### JOB
Write out the material below again, unchanged.
== ENTRIES SHOWN
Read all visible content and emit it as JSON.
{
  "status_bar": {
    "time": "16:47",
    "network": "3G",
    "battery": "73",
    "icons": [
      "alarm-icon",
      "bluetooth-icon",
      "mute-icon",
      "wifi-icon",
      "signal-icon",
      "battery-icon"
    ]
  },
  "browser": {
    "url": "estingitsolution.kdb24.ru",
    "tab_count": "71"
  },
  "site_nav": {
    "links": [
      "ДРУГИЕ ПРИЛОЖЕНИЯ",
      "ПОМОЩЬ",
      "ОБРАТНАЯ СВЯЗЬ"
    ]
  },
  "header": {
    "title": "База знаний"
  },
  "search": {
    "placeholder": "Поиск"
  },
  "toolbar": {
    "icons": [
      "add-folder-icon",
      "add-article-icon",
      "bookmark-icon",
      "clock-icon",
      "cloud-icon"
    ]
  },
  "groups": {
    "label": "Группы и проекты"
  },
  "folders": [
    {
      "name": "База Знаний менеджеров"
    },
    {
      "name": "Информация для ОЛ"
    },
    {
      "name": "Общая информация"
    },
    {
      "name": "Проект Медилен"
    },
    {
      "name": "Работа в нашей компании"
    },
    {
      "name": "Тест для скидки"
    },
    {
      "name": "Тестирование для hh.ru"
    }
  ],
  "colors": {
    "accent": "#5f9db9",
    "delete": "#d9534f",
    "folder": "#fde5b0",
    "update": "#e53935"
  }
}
====
### EXPECTED OUTPUT
Read all visible content and emit it as JSON.
{
  "status_bar": {
    "time": "16:47",
    "network": "3G",
    "battery": "73",
    "icons": [
      "alarm-icon",
      "bluetooth-icon",
      "mute-icon",
      "wifi-icon",
      "signal-icon",
      "battery-icon"
    ]
  },
  "browser": {
    "url": "estingitsolution.kdb24.ru",
    "tab_count": "71"
  },
  "site_nav": {
    "links": [
      "ДРУГИЕ ПРИЛОЖЕНИЯ",
      "ПОМОЩЬ",
      "ОБРАТНАЯ СВЯЗЬ"
    ]
  },
  "header": {
    "title": "База знаний"
  },
  "search": {
    "placeholder": "Поиск"
  },
  "toolbar": {
    "icons": [
      "add-folder-icon",
      "add-article-icon",
      "bookmark-icon",
      "clock-icon",
      "cloud-icon"
    ]
  },
  "groups": {
    "label": "Группы и проекты"
  },
  "folders": [
    {
      "name": "База Знаний менеджеров"
    },
    {
      "name": "Информация для ОЛ"
    },
    {
      "name": "Общая информация"
    },
    {
      "name": "Проект Медилен"
    },
    {
      "name": "Работа в нашей компании"
    },
    {
      "name": "Тест для скидки"
    },
    {
      "name": "Тестирование для hh.ru"
    }
  ],
  "colors": {
    "accent": "#5f9db9",
    "delete": "#d9534f",
    "folder": "#fde5b0",
    "update": "#e53935"
  }
}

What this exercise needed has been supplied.